Given the data in the form of a list of lists, create a DataFrame using `pl.from_records()` with a column orientation. What is the shape of that DataFrame?

In [8]:
data = [
    ["bonnie", "ronnie", "donny", "johnny", "scrawny"],
    list(range(5)),
    list(range(4, 9)),
]
result = (
    #### YOUR CODE HERE
    pl.from_records(data, orient="col")
    .shape
)
print(result)

(5, 3)


1. (3, 5) - incorrect - make sure you're using the `"col"` orientation! See "Interoperating DataFrames with Native Python Objects."
2. (5, 3) - correct - Exactly! With column orientation, each list becomes a column of the DataFrame. See "Interoperating DataFrames with Native Python Objects."

## 8.2 Question 2: DataFrame Shape from List of Lists (Row Orientation)

Given the data in the form of a list of lists, create a DataFrame using `pl.from_records()` with a row orientation. What is the shape of that DataFrame?

In [10]:
data = [
    ["bonnie", "ronnie", "donny", "johnny", "scrawny"],
    list(range(5)),
    list(range(4, 9)),
]
result = (
    #### YOUR CODE HERE
    pl.from_records(data, orient="row")

[PROBLEMS TO SOLVE]:
- 1) According to the Polars quiz excerpt, what happens to each list when a DataFrame is built with column orientation?
- 2) Write the next part of the Polars quiz excerpt, picking up after its final line.

[DATASET EXTRACT]:
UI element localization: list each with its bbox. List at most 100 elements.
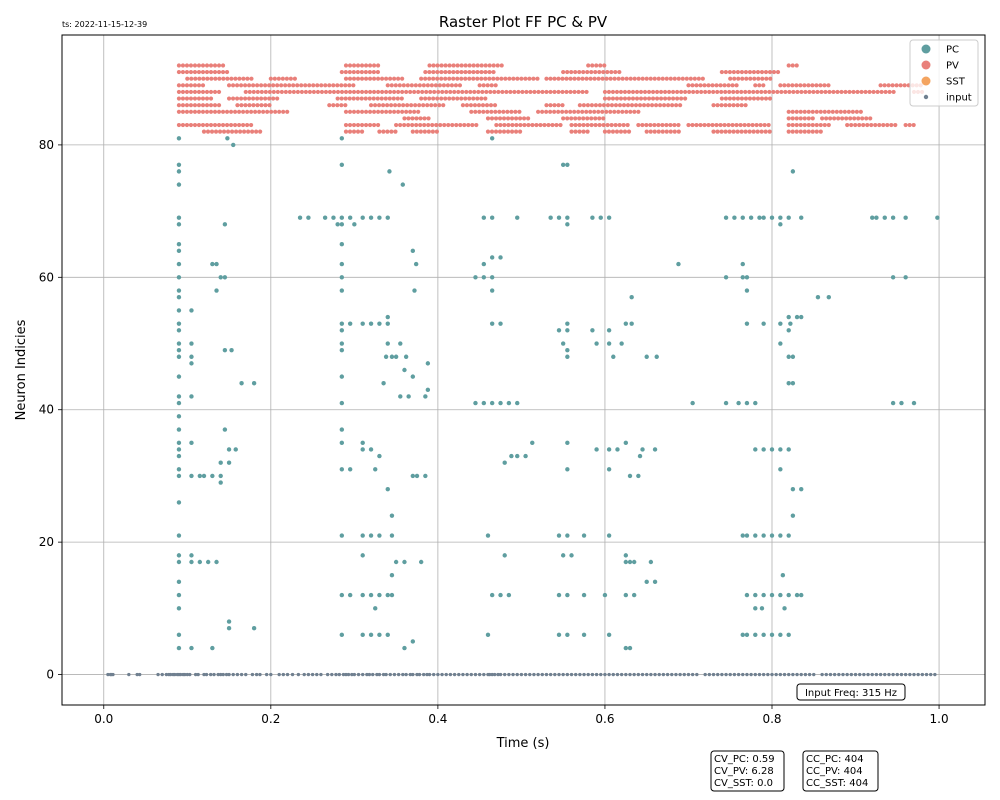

[ANSWERS IN ORDER]:
- 1) Each list becomes a column of the DataFrame.

- 2)
    .shape
)
print(result)

(3, 5)


1. (3, 5) - correct - Exactly! With row orientation, each list becomes a row of the DataFrame. See "Interoperating DataFrames with Native Python Objects."
2. (5, 3) - incorrect - make sure you're using the `"row"` orientation! See "Interoperating DataFrames with Native Python Objects."

## 8.3 Question 3: Datatype Changes After CSV Write and Read

Save out the DataFrame to a CSV file with `.write_csv()` to `"./temp_file.csv"`. Then, read it back in with `.read_csv()`. Have the datatypes changed?

In [19]:
save_path = "temp_file.csv"
df = pl.DataFrame([
    pl.Series(name="a", values=500 * ["derek", "carole"]),
    pl.Series(name="b", values=list(range(1000))),
    pl.Series(name="c", values=[i % 4 for i in list(range(1000))], dtype=pl.UInt8),
])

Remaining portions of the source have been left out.